### DATA TO USE

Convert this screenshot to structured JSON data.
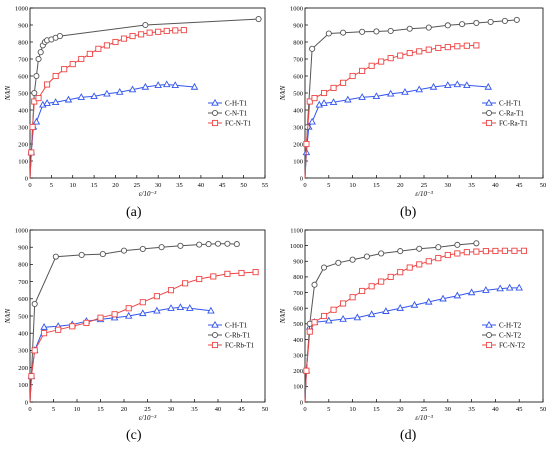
{
  "figure": {
    "captions": [
      "(a)",
      "(b)",
      "(c)",
      "(d)"
    ]
  },
  "chart_data": [
    {
      "type": "line",
      "panel": "(a)",
      "xlabel": "ε/10⁻³",
      "ylabel": "N/kN",
      "xlim": [
        0,
        55
      ],
      "ylim": [
        0,
        1000
      ],
      "xticks": [
        0,
        5,
        10,
        15,
        20,
        25,
        30,
        35,
        40,
        45,
        50,
        55
      ],
      "yticks": [
        0,
        100,
        200,
        300,
        400,
        500,
        600,
        700,
        800,
        900,
        1000
      ],
      "grid": false,
      "legend_position": "right-middle",
      "series": [
        {
          "name": "C-H-T1",
          "color": "#3355ee",
          "marker": "triangle",
          "x": [
            0,
            0.3,
            0.8,
            1.5,
            3,
            4,
            6,
            9,
            12,
            15,
            18,
            21,
            24,
            27,
            30,
            32,
            34,
            38.5
          ],
          "y": [
            0,
            150,
            300,
            330,
            430,
            440,
            445,
            460,
            475,
            480,
            495,
            505,
            520,
            535,
            545,
            550,
            545,
            535
          ]
        },
        {
          "name": "C-N-T1",
          "color": "#555555",
          "marker": "circle",
          "x": [
            0,
            0.3,
            0.6,
            1,
            1.5,
            2,
            2.5,
            3,
            3.5,
            4,
            5,
            6,
            7,
            27,
            53.5
          ],
          "y": [
            0,
            150,
            300,
            500,
            600,
            700,
            740,
            780,
            800,
            810,
            815,
            825,
            835,
            900,
            935
          ]
        },
        {
          "name": "FC-N-T1",
          "color": "#ee4444",
          "marker": "square",
          "x": [
            0,
            0.3,
            0.6,
            1,
            2,
            4,
            6,
            8,
            10,
            12,
            14,
            16,
            18,
            20,
            22,
            24,
            26,
            28,
            30,
            32,
            34,
            36
          ],
          "y": [
            0,
            150,
            300,
            450,
            470,
            550,
            600,
            640,
            670,
            700,
            730,
            760,
            780,
            800,
            820,
            835,
            845,
            855,
            860,
            865,
            868,
            870
          ]
        }
      ]
    },
    {
      "type": "line",
      "panel": "(b)",
      "xlabel": "ε/10⁻³",
      "ylabel": "N/kN",
      "xlim": [
        0,
        50
      ],
      "ylim": [
        0,
        1000
      ],
      "xticks": [
        0,
        5,
        10,
        15,
        20,
        25,
        30,
        35,
        40,
        45,
        50
      ],
      "yticks": [
        0,
        100,
        200,
        300,
        400,
        500,
        600,
        700,
        800,
        900,
        1000
      ],
      "grid": false,
      "legend_position": "right-middle",
      "series": [
        {
          "name": "C-H-T1",
          "color": "#3355ee",
          "marker": "triangle",
          "x": [
            0,
            0.3,
            0.8,
            1.5,
            3,
            4,
            6,
            9,
            12,
            15,
            18,
            21,
            24,
            27,
            30,
            32,
            34,
            38.5
          ],
          "y": [
            0,
            150,
            300,
            330,
            430,
            440,
            445,
            460,
            475,
            480,
            495,
            505,
            520,
            535,
            545,
            550,
            545,
            535
          ]
        },
        {
          "name": "C-Ra-T1",
          "color": "#555555",
          "marker": "circle",
          "x": [
            0,
            0.5,
            1.5,
            5,
            8,
            12,
            15,
            18,
            22,
            26,
            30,
            33,
            36,
            39,
            42,
            44.5
          ],
          "y": [
            0,
            300,
            760,
            850,
            855,
            860,
            862,
            865,
            878,
            885,
            898,
            905,
            912,
            918,
            924,
            930
          ]
        },
        {
          "name": "FC-Ra-T1",
          "color": "#ee4444",
          "marker": "square",
          "x": [
            0,
            0.3,
            1,
            2,
            4,
            6,
            8,
            10,
            12,
            14,
            16,
            18,
            20,
            22,
            24,
            26,
            28,
            30,
            32,
            34,
            36
          ],
          "y": [
            0,
            200,
            450,
            470,
            500,
            530,
            560,
            600,
            630,
            660,
            685,
            705,
            720,
            735,
            745,
            755,
            765,
            770,
            775,
            778,
            780
          ]
        }
      ]
    },
    {
      "type": "line",
      "panel": "(c)",
      "xlabel": "ε/10⁻³",
      "ylabel": "N/kN",
      "xlim": [
        0,
        50
      ],
      "ylim": [
        0,
        1000
      ],
      "xticks": [
        0,
        5,
        10,
        15,
        20,
        25,
        30,
        35,
        40,
        45,
        50
      ],
      "yticks": [
        0,
        100,
        200,
        300,
        400,
        500,
        600,
        700,
        800,
        900,
        1000
      ],
      "grid": false,
      "legend_position": "right-middle",
      "series": [
        {
          "name": "C-H-T1",
          "color": "#3355ee",
          "marker": "triangle",
          "x": [
            0,
            0.3,
            1,
            3,
            6,
            9,
            12,
            15,
            18,
            21,
            24,
            27,
            30,
            32,
            34,
            38.5
          ],
          "y": [
            0,
            150,
            300,
            435,
            440,
            450,
            470,
            480,
            490,
            500,
            515,
            530,
            545,
            550,
            545,
            530
          ]
        },
        {
          "name": "C-Rb-T1",
          "color": "#555555",
          "marker": "circle",
          "x": [
            0,
            0.3,
            1,
            5.5,
            11,
            15.5,
            20,
            24,
            28,
            32,
            36,
            38,
            40,
            42,
            44
          ],
          "y": [
            0,
            150,
            570,
            845,
            855,
            860,
            880,
            890,
            900,
            908,
            915,
            918,
            920,
            920,
            918
          ]
        },
        {
          "name": "FC-Rb-T1",
          "color": "#ee4444",
          "marker": "square",
          "x": [
            0,
            0.3,
            1,
            3,
            6,
            9,
            12,
            15,
            18,
            21,
            24,
            27,
            30,
            33,
            36,
            39,
            42,
            45,
            48
          ],
          "y": [
            0,
            150,
            300,
            400,
            420,
            440,
            460,
            490,
            510,
            545,
            580,
            615,
            650,
            690,
            715,
            730,
            745,
            750,
            755
          ]
        }
      ]
    },
    {
      "type": "line",
      "panel": "(d)",
      "xlabel": "ε/10⁻³",
      "ylabel": "N/kN",
      "xlim": [
        0,
        50
      ],
      "ylim": [
        0,
        1100
      ],
      "xticks": [
        0,
        5,
        10,
        15,
        20,
        25,
        30,
        35,
        40,
        45,
        50
      ],
      "yticks": [
        0,
        100,
        200,
        300,
        400,
        500,
        600,
        700,
        800,
        900,
        1000,
        1100
      ],
      "grid": false,
      "legend_position": "right-middle",
      "series": [
        {
          "name": "C-H-T2",
          "color": "#3355ee",
          "marker": "triangle",
          "x": [
            0,
            0.3,
            1,
            2,
            5,
            8,
            11,
            14,
            17,
            20,
            23,
            26,
            29,
            32,
            35,
            38,
            41,
            43,
            45
          ],
          "y": [
            0,
            200,
            480,
            510,
            520,
            530,
            540,
            560,
            580,
            600,
            620,
            640,
            660,
            680,
            700,
            715,
            725,
            730,
            730
          ]
        },
        {
          "name": "C-N-T2",
          "color": "#555555",
          "marker": "circle",
          "x": [
            0,
            0.3,
            1,
            2,
            4,
            7,
            10,
            13,
            16,
            20,
            24,
            28,
            32,
            36
          ],
          "y": [
            0,
            200,
            500,
            750,
            860,
            890,
            910,
            930,
            950,
            965,
            980,
            990,
            1005,
            1015
          ]
        },
        {
          "name": "FC-N-T2",
          "color": "#ee4444",
          "marker": "square",
          "x": [
            0,
            0.3,
            1,
            2,
            4,
            6,
            8,
            10,
            12,
            14,
            16,
            18,
            20,
            22,
            24,
            26,
            28,
            30,
            32,
            34,
            36,
            38,
            40,
            42,
            44,
            46
          ],
          "y": [
            0,
            200,
            450,
            510,
            550,
            590,
            630,
            670,
            710,
            740,
            770,
            800,
            830,
            860,
            880,
            900,
            920,
            940,
            950,
            958,
            962,
            965,
            966,
            967,
            967,
            967
          ]
        }
      ]
    }
  ]
}
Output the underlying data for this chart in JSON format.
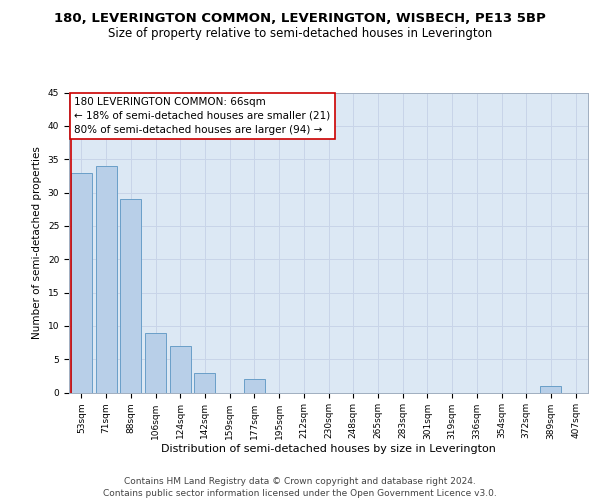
{
  "title": "180, LEVERINGTON COMMON, LEVERINGTON, WISBECH, PE13 5BP",
  "subtitle": "Size of property relative to semi-detached houses in Leverington",
  "xlabel": "Distribution of semi-detached houses by size in Leverington",
  "ylabel": "Number of semi-detached properties",
  "bin_labels": [
    "53sqm",
    "71sqm",
    "88sqm",
    "106sqm",
    "124sqm",
    "142sqm",
    "159sqm",
    "177sqm",
    "195sqm",
    "212sqm",
    "230sqm",
    "248sqm",
    "265sqm",
    "283sqm",
    "301sqm",
    "319sqm",
    "336sqm",
    "354sqm",
    "372sqm",
    "389sqm",
    "407sqm"
  ],
  "bin_values": [
    33,
    34,
    29,
    9,
    7,
    3,
    0,
    2,
    0,
    0,
    0,
    0,
    0,
    0,
    0,
    0,
    0,
    0,
    0,
    1,
    0
  ],
  "bar_color": "#b8cfe8",
  "bar_edge_color": "#6a9fc8",
  "ylim": [
    0,
    45
  ],
  "yticks": [
    0,
    5,
    10,
    15,
    20,
    25,
    30,
    35,
    40,
    45
  ],
  "property_label": "180 LEVERINGTON COMMON: 66sqm",
  "annotation_line1": "← 18% of semi-detached houses are smaller (21)",
  "annotation_line2": "80% of semi-detached houses are larger (94) →",
  "vline_color": "#cc0000",
  "annotation_box_color": "#ffffff",
  "annotation_box_edge": "#cc0000",
  "grid_color": "#c8d4e8",
  "background_color": "#dce8f4",
  "footer_text": "Contains HM Land Registry data © Crown copyright and database right 2024.\nContains public sector information licensed under the Open Government Licence v3.0.",
  "title_fontsize": 9.5,
  "subtitle_fontsize": 8.5,
  "xlabel_fontsize": 8,
  "ylabel_fontsize": 7.5,
  "tick_fontsize": 6.5,
  "annotation_fontsize": 7.5,
  "footer_fontsize": 6.5
}
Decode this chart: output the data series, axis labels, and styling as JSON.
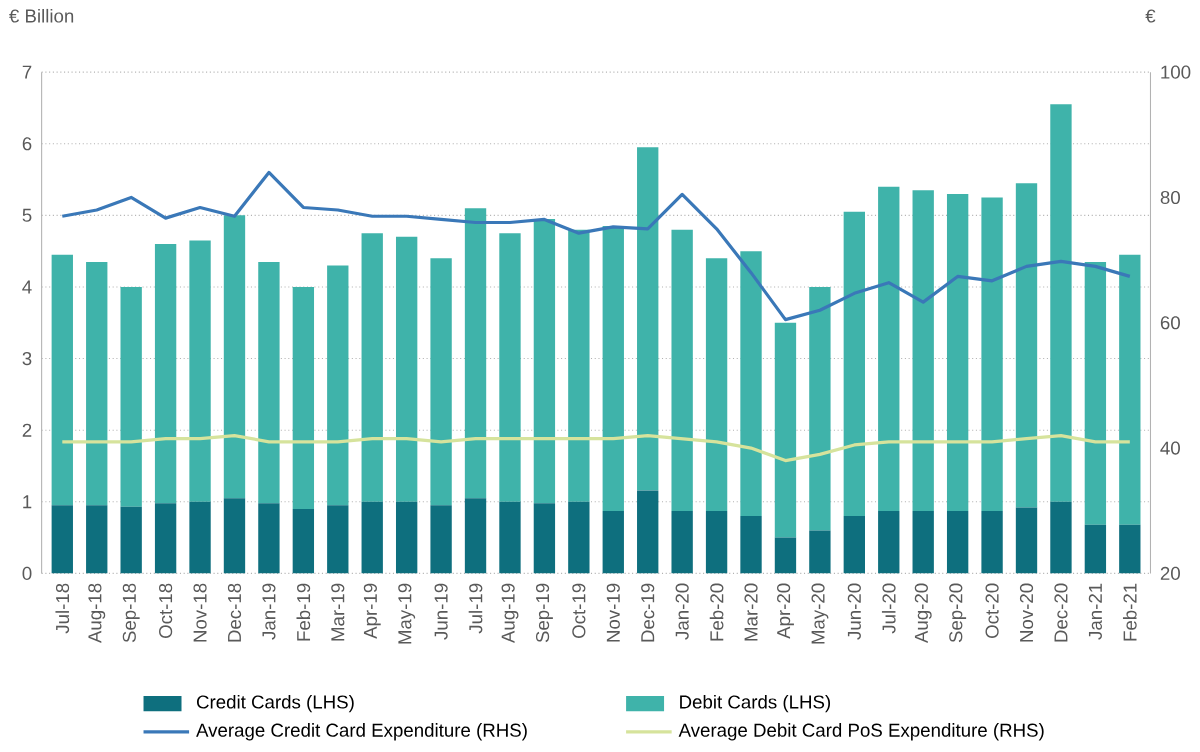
{
  "chart_data": {
    "type": "bar",
    "stacked": true,
    "ylabel": "€ Billion",
    "y2label": "€",
    "categories": [
      "Jul-18",
      "Aug-18",
      "Sep-18",
      "Oct-18",
      "Nov-18",
      "Dec-18",
      "Jan-19",
      "Feb-19",
      "Mar-19",
      "Apr-19",
      "May-19",
      "Jun-19",
      "Jul-19",
      "Aug-19",
      "Sep-19",
      "Oct-19",
      "Nov-19",
      "Dec-19",
      "Jan-20",
      "Feb-20",
      "Mar-20",
      "Apr-20",
      "May-20",
      "Jun-20",
      "Jul-20",
      "Aug-20",
      "Sep-20",
      "Oct-20",
      "Nov-20",
      "Dec-20",
      "Jan-21",
      "Feb-21"
    ],
    "series": [
      {
        "name": "Credit Cards (LHS)",
        "color": "#0e6f7e",
        "values": [
          0.95,
          0.95,
          0.93,
          0.98,
          1.0,
          1.05,
          0.98,
          0.9,
          0.95,
          1.0,
          1.0,
          0.95,
          1.05,
          1.0,
          0.98,
          1.0,
          0.87,
          1.16,
          0.87,
          0.87,
          0.8,
          0.5,
          0.6,
          0.8,
          0.87,
          0.87,
          0.87,
          0.87,
          0.92,
          1.0,
          0.68,
          0.68
        ]
      },
      {
        "name": "Debit Cards (LHS)",
        "color": "#3fb3aa",
        "values": [
          3.5,
          3.4,
          3.07,
          3.62,
          3.65,
          3.95,
          3.37,
          3.1,
          3.35,
          3.75,
          3.7,
          3.45,
          4.05,
          3.75,
          3.97,
          3.8,
          3.98,
          4.79,
          3.93,
          3.53,
          3.7,
          3.0,
          3.4,
          4.25,
          4.53,
          4.48,
          4.43,
          4.38,
          4.53,
          5.55,
          3.67,
          3.77
        ]
      },
      {
        "name": "Average Credit Card Expenditure (RHS)",
        "type": "line",
        "axis": "y2",
        "color": "#3a78b8",
        "values": [
          77,
          78,
          80,
          76.7,
          78.4,
          77,
          84,
          78.4,
          78,
          77,
          77,
          76.5,
          76,
          76,
          76.5,
          74.3,
          75.3,
          75,
          80.5,
          75,
          68,
          60.5,
          62,
          64.7,
          66.4,
          63.3,
          67.4,
          66.7,
          69,
          69.8,
          69,
          67.4
        ]
      },
      {
        "name": "Average Debit Card PoS Expenditure (RHS)",
        "type": "line",
        "axis": "y2",
        "color": "#d6e39c",
        "values": [
          41,
          41,
          41,
          41.5,
          41.5,
          42,
          41,
          41,
          41,
          41.5,
          41.5,
          41,
          41.5,
          41.5,
          41.5,
          41.5,
          41.5,
          42,
          41.5,
          41,
          40,
          38,
          39,
          40.5,
          41,
          41,
          41,
          41,
          41.5,
          42,
          41,
          41
        ]
      }
    ],
    "ylim": [
      0,
      7
    ],
    "yticks": [
      0,
      1,
      2,
      3,
      4,
      5,
      6,
      7
    ],
    "y2lim": [
      20,
      100
    ],
    "y2ticks": [
      20,
      40,
      60,
      80,
      100
    ],
    "grid": "y",
    "legend": "bottom"
  }
}
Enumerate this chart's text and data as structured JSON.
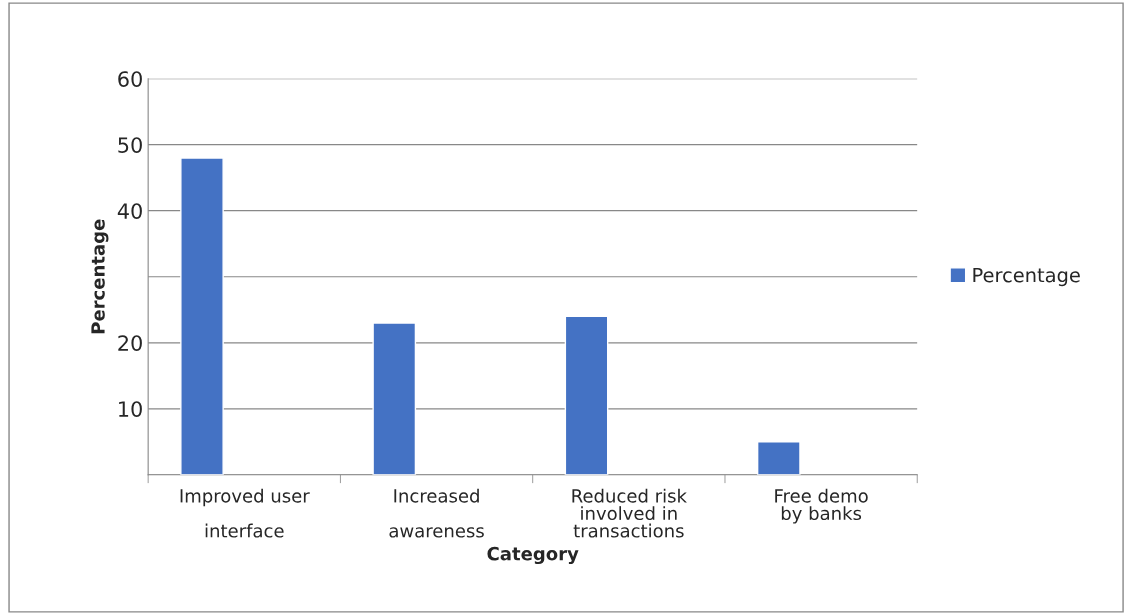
{
  "chart_data": {
    "type": "bar",
    "xlabel": "Category",
    "ylabel": "Percentage",
    "categories": [
      "Improved user\n\ninterface",
      "Increased\n\nawareness",
      "Reduced risk\ninvolved in\ntransactions",
      "Free demo\nby banks"
    ],
    "series": [
      {
        "name": "Percentage",
        "color": "#4472c4",
        "values": [
          48,
          23,
          24,
          5
        ]
      }
    ],
    "ylim": [
      0,
      60
    ],
    "yticks": [
      {
        "value": 0,
        "label": null
      },
      10,
      20,
      {
        "value": 30,
        "label": null
      },
      40,
      50,
      60
    ],
    "grid": "y",
    "legend": "right"
  }
}
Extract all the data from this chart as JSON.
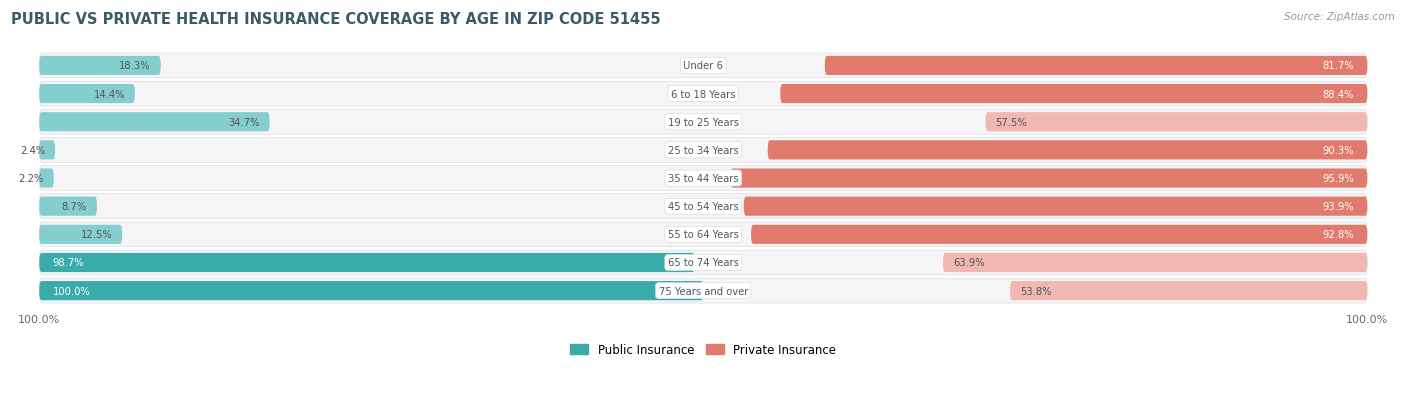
{
  "title": "PUBLIC VS PRIVATE HEALTH INSURANCE COVERAGE BY AGE IN ZIP CODE 51455",
  "source": "Source: ZipAtlas.com",
  "categories": [
    "Under 6",
    "6 to 18 Years",
    "19 to 25 Years",
    "25 to 34 Years",
    "35 to 44 Years",
    "45 to 54 Years",
    "55 to 64 Years",
    "65 to 74 Years",
    "75 Years and over"
  ],
  "public_values": [
    18.3,
    14.4,
    34.7,
    2.4,
    2.2,
    8.7,
    12.5,
    98.7,
    100.0
  ],
  "private_values": [
    81.7,
    88.4,
    57.5,
    90.3,
    95.9,
    93.9,
    92.8,
    63.9,
    53.8
  ],
  "public_color_dark": "#3aabab",
  "public_color_light": "#85cece",
  "private_color_dark": "#e07b6e",
  "private_color_light": "#f0b8b0",
  "row_bg_color": "#e8e8ec",
  "row_inner_color": "#f5f5f8",
  "text_color_dark": "#555555",
  "text_color_white": "#ffffff",
  "title_color": "#3a5a6a",
  "source_color": "#999999",
  "legend_pub_color": "#3aabab",
  "legend_priv_color": "#e07b6e",
  "max_value": 100.0,
  "pub_dark_threshold": 50.0,
  "priv_dark_threshold": 70.0,
  "figsize": [
    14.06,
    4.14
  ],
  "dpi": 100
}
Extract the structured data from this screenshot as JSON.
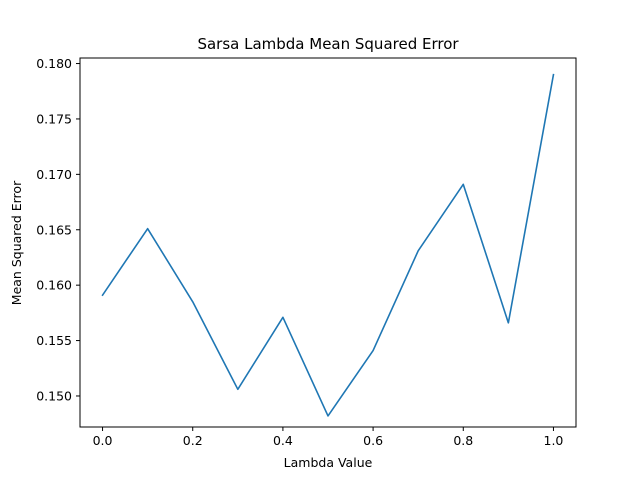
{
  "chart_data": {
    "type": "line",
    "title": "Sarsa Lambda Mean Squared Error",
    "xlabel": "Lambda Value",
    "ylabel": "Mean Squared Error",
    "xlim": [
      -0.05,
      1.05
    ],
    "ylim": [
      0.1472,
      0.1805
    ],
    "xticks": [
      0.0,
      0.2,
      0.4,
      0.6,
      0.8,
      1.0
    ],
    "xtick_labels": [
      "0.0",
      "0.2",
      "0.4",
      "0.6",
      "0.8",
      "1.0"
    ],
    "yticks": [
      0.15,
      0.155,
      0.16,
      0.165,
      0.17,
      0.175,
      0.18
    ],
    "ytick_labels": [
      "0.150",
      "0.155",
      "0.160",
      "0.165",
      "0.170",
      "0.175",
      "0.180"
    ],
    "grid": false,
    "line_color": "#1f77b4",
    "series": [
      {
        "x": [
          0.0,
          0.1,
          0.2,
          0.3,
          0.4,
          0.5,
          0.6,
          0.7,
          0.8,
          0.9,
          1.0
        ],
        "values": [
          0.1591,
          0.1651,
          0.1585,
          0.1506,
          0.1571,
          0.1482,
          0.1541,
          0.1631,
          0.1691,
          0.1566,
          0.179
        ]
      }
    ]
  }
}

### EXERCISE PROMPT
Gather each line of the listing that holds the string "detached".

### WRITTEN REPLY
  "subtitle": "Size of property relative to semi-detached houses in Leverington",
  "xlabel": "Distribution of semi-detached houses by size in Leverington",
  "ylabel": "Number of semi-detached properties",
  "annotation_line1": "← 18% of semi-detached houses are smaller (21)",
  "annotation_line2": "80% of semi-detached houses are larger (94) →",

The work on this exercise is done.